### What the task asks
According to the forum thread on Cordova audio recording, what technique is used to produce the live animation of the audio?

### Provided text
* * * * * * * * *

I'm just trying to get the same functionality on cordova IOS and Android.

My plan with the android and IOS builds is to use cordova-plugin-audioinput to get access to the audio stream and then Record and send to my private API - this then would send onto the Google Speech to Text

Adam · Answer 11 · Tue Mar 12 2019 19:12:06 GMT+0800 (China Standard Time)

Okay, so I'm having way more success, I've managed to borrow a lot of existing code from https://kaliatech.github.io/web-audio-recording-tests/dist/#/test1

Thus far, I've been able to generate audio/webm files in Chromium / Firefox browsers and without IOS and outputting a .wav, this is predominantly for the browser based version of my application. and does generate a live animation of the audio using the FFT (Fast Fourier transform)

One of the big issues I'm running into now is writing an exception for mobile browsers - where mediaDevices.getUserMedia is not available and I want to hook the cordova-audioinput-plugin directly into the rest of the application.

* * * * * * * * *

### Provided information
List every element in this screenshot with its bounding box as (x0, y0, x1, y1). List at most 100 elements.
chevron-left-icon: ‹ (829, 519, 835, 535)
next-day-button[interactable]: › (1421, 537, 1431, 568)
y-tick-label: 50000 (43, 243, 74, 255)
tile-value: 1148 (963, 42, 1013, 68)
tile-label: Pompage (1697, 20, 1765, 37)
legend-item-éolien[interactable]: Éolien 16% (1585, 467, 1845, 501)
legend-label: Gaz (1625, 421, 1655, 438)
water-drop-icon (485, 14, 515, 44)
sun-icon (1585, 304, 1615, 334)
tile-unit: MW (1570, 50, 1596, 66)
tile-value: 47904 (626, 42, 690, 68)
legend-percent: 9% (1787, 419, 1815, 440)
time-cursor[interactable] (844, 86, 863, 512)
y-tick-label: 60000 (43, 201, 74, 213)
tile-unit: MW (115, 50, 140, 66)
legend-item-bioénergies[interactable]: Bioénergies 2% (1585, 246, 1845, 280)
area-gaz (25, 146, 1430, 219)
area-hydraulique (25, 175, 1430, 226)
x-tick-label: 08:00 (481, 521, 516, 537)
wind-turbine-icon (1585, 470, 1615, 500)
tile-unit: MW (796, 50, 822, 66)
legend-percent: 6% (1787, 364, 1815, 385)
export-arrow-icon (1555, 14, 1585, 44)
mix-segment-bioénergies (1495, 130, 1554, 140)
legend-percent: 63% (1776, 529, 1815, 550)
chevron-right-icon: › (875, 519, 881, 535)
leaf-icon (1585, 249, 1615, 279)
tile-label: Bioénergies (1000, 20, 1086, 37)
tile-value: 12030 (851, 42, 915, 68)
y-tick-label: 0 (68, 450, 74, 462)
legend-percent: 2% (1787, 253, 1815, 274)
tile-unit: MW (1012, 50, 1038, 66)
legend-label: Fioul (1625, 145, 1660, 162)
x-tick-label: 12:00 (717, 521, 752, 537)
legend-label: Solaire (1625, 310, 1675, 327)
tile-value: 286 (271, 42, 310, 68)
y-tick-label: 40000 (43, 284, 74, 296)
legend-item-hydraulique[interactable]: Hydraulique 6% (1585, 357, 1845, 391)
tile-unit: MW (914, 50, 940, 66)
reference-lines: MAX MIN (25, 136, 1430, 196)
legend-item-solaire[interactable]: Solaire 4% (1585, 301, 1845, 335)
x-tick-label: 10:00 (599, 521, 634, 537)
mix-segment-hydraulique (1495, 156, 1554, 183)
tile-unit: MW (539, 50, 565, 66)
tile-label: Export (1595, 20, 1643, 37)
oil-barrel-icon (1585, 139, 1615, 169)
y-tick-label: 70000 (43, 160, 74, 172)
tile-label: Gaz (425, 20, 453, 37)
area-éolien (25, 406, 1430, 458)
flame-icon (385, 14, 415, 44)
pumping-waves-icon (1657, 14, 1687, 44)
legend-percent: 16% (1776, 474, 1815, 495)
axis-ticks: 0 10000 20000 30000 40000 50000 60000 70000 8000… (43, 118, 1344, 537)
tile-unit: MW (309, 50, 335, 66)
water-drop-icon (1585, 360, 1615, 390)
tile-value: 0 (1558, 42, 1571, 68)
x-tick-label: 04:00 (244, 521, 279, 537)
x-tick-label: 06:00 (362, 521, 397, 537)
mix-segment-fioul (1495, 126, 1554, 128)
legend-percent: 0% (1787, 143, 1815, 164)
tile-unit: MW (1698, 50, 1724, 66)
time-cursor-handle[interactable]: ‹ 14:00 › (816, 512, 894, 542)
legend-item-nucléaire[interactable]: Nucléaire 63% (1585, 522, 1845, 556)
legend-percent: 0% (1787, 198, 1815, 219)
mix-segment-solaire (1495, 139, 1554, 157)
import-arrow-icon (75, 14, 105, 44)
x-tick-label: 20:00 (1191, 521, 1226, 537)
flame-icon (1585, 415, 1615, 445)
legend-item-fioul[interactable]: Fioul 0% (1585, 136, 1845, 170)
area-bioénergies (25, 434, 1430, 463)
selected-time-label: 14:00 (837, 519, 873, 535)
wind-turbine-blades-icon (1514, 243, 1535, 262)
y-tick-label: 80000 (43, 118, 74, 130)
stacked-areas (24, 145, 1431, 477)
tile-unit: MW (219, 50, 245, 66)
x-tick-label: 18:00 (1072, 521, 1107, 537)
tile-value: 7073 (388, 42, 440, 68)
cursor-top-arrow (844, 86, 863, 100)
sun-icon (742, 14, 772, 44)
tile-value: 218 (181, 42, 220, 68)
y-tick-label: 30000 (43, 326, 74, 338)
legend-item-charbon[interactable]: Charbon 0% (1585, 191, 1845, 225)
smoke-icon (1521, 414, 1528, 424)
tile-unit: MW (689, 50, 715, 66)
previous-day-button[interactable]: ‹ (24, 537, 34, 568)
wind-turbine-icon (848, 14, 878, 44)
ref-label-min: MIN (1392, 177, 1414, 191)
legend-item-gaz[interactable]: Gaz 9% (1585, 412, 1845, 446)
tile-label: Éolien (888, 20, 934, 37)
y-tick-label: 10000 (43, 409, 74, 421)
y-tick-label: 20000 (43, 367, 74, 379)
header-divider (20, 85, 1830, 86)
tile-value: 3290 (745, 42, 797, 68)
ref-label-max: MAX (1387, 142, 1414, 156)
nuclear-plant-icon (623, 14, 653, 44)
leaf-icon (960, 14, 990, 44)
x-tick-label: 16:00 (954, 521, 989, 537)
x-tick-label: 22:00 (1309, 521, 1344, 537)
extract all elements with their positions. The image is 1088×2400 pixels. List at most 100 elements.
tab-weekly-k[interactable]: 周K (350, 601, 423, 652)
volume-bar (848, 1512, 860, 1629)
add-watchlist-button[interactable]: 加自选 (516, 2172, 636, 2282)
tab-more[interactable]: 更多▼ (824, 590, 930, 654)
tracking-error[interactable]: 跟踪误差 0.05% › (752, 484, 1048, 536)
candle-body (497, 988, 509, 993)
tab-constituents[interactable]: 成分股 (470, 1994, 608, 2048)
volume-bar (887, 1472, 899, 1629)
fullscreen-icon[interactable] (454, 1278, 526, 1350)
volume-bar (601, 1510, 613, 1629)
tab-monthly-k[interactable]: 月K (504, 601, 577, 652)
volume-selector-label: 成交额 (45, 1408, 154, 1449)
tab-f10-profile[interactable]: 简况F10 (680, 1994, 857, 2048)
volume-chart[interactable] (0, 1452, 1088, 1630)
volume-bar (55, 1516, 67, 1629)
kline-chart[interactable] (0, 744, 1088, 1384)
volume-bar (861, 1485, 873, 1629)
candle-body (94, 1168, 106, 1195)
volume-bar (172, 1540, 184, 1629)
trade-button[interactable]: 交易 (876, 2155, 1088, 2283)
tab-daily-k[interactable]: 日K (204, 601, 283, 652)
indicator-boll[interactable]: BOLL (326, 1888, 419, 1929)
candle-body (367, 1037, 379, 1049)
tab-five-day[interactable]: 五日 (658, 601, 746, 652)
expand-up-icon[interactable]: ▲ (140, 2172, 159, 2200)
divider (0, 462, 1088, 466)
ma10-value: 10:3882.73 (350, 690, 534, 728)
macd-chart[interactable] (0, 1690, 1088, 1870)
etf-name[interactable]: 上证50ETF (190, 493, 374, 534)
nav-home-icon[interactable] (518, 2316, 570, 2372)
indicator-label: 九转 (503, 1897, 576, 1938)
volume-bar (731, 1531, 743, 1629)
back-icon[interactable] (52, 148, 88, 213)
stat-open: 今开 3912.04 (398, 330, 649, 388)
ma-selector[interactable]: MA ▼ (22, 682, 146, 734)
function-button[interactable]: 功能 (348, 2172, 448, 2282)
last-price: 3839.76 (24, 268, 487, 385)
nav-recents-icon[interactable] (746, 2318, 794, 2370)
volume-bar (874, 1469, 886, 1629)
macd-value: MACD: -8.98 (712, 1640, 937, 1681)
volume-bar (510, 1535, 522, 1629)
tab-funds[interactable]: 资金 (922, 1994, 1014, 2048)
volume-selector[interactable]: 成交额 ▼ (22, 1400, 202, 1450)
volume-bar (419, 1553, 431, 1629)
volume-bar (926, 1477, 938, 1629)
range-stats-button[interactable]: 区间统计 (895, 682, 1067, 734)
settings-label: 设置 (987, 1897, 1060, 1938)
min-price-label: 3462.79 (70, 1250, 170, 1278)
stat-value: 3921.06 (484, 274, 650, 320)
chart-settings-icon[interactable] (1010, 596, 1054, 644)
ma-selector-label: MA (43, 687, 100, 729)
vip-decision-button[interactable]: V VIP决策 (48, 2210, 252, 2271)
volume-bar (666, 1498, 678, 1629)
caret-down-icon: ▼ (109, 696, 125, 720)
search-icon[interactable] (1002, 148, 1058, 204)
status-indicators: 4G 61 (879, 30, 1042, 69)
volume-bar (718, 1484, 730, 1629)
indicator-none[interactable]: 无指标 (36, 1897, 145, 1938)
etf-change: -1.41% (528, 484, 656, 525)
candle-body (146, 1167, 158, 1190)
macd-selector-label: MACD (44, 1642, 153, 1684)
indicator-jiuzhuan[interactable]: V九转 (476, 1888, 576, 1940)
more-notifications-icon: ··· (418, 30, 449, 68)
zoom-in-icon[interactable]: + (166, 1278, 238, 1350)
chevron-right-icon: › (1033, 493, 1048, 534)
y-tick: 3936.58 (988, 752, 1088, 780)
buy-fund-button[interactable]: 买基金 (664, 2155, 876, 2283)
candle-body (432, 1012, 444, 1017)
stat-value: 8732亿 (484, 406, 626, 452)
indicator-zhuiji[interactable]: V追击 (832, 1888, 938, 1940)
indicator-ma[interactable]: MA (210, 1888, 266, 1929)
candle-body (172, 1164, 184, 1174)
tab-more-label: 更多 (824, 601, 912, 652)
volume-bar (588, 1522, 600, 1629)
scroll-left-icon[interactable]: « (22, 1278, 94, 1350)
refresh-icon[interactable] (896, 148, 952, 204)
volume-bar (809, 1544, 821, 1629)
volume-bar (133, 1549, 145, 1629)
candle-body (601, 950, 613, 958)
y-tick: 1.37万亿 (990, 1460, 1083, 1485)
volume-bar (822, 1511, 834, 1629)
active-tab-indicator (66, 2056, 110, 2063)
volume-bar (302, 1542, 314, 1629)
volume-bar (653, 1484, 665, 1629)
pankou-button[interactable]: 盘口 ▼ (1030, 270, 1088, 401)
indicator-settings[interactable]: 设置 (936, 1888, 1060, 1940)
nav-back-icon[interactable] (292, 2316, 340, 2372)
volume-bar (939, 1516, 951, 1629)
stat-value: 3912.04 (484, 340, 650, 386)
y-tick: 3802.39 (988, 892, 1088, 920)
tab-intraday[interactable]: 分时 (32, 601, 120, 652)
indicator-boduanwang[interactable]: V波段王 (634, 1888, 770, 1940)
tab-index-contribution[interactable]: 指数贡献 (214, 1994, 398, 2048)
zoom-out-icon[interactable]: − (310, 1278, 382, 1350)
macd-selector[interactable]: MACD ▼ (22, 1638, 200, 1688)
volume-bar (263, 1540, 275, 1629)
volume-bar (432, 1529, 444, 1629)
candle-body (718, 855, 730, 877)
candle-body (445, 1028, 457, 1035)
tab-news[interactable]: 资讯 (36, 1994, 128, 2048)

* * * * * * * * *

### Completed task
The FFT (Fast Fourier transform).